**Requirements**
All lines featuring the string "polygon" are to be listed.
-------- Records shown
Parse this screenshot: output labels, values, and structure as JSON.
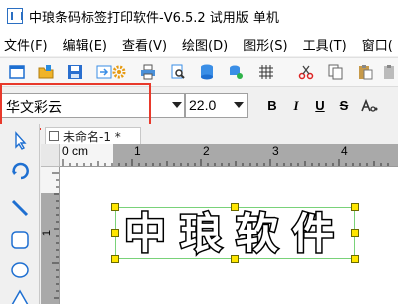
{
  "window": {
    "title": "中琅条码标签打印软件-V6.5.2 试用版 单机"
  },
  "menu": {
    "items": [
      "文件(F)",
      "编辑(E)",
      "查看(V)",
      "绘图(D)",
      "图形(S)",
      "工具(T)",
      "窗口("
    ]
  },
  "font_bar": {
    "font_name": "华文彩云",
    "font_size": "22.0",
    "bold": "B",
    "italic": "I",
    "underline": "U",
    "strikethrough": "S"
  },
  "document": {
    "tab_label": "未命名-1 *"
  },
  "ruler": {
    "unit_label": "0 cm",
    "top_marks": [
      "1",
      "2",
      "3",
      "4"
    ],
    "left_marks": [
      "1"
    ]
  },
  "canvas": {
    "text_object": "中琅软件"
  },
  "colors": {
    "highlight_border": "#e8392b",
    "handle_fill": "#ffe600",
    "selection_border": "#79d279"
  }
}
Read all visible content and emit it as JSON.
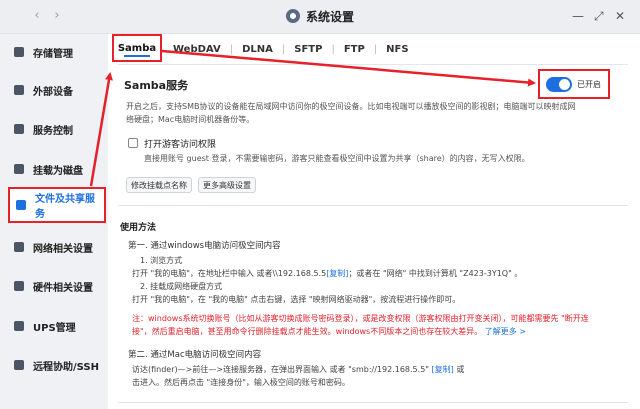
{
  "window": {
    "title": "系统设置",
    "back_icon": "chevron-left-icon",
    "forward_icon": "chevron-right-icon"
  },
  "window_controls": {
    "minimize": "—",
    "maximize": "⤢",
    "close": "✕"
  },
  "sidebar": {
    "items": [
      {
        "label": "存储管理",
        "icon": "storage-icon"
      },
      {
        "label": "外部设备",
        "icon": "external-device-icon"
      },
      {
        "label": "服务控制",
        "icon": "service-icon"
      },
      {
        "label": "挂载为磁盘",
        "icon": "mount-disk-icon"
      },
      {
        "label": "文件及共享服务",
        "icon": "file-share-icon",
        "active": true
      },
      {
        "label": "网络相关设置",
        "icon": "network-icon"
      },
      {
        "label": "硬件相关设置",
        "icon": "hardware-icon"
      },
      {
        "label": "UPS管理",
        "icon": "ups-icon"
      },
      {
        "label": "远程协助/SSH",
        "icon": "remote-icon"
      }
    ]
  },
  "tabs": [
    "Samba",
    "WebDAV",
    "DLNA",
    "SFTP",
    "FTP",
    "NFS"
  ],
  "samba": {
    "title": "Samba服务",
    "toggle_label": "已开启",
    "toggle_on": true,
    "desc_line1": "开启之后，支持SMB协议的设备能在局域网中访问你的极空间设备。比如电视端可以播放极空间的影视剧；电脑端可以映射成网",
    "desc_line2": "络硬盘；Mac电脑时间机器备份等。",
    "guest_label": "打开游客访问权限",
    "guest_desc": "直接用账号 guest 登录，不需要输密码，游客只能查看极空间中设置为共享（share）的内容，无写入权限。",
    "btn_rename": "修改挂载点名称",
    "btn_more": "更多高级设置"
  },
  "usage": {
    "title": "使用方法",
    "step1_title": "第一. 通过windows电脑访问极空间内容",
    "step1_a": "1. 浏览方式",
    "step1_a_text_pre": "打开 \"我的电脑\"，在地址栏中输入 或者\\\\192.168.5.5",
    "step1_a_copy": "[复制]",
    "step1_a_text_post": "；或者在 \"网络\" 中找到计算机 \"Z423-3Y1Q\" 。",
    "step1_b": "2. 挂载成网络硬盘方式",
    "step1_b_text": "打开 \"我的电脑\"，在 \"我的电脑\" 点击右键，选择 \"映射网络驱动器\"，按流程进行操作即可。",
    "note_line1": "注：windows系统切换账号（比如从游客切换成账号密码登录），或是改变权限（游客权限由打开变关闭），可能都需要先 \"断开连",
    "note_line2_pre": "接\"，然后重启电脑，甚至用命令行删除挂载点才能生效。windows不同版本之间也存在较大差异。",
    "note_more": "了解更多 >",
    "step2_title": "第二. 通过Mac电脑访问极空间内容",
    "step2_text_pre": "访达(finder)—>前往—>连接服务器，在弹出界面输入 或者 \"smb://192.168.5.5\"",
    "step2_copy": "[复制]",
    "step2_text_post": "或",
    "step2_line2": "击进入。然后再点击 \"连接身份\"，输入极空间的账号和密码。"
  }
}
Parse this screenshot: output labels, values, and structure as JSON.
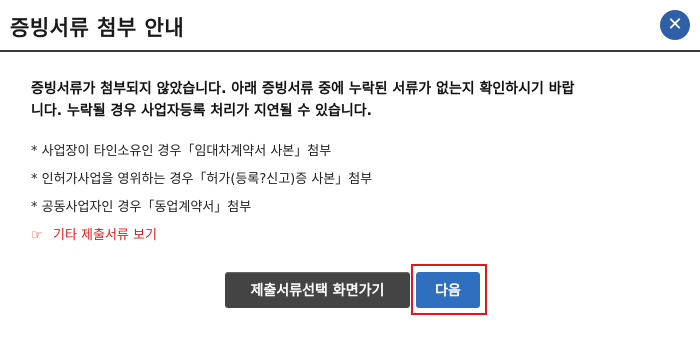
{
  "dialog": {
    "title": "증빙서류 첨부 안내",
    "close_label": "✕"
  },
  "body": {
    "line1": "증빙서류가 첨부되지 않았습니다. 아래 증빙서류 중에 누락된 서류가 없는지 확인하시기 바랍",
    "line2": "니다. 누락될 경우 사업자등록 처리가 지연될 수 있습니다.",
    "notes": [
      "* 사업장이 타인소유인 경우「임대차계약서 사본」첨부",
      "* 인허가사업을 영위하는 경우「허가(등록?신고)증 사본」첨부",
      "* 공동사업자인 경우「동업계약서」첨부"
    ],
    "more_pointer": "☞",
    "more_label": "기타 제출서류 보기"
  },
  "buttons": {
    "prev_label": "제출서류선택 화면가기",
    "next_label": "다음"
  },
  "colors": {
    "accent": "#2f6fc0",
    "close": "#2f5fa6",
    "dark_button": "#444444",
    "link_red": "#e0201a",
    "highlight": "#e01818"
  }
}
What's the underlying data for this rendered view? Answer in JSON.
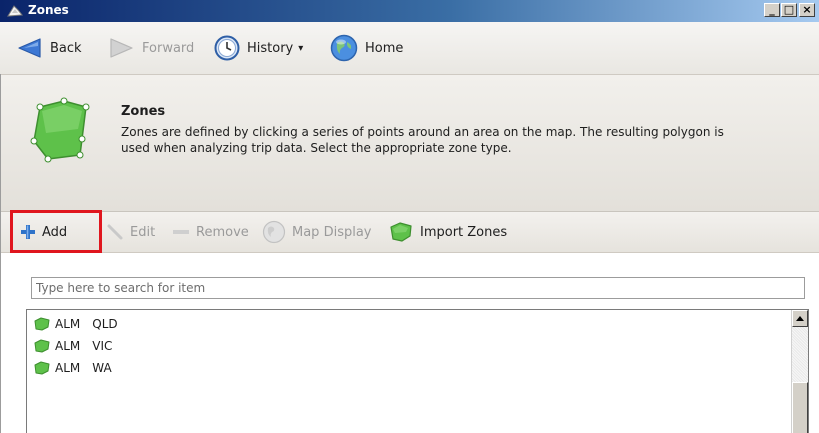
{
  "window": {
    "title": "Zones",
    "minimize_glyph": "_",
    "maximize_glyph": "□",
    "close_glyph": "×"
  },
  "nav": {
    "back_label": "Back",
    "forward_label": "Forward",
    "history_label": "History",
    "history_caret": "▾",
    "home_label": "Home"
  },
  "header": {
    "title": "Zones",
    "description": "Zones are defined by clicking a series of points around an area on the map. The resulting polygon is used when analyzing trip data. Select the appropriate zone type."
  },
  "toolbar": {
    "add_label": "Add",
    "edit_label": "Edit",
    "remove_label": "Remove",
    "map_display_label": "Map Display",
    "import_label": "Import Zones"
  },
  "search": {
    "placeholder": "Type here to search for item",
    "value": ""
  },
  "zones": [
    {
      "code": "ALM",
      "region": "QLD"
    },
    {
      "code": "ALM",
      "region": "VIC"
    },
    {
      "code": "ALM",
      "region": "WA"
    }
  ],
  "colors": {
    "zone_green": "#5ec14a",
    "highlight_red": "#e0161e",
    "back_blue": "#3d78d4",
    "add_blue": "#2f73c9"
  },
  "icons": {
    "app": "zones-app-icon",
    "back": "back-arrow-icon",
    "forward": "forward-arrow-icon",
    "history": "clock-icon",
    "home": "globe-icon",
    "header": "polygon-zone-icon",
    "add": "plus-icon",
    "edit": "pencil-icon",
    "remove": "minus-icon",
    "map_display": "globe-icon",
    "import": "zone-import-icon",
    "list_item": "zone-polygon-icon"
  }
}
----------------
**Exercise answer**
    "description": "Zones are defined by clicking a series of points around an area on the map. The resulting polygon is used when analyzing trip data. Select the appropriate zone type."
    "header": "polygon-zone-icon",
    "list_item": "zone-polygon-icon"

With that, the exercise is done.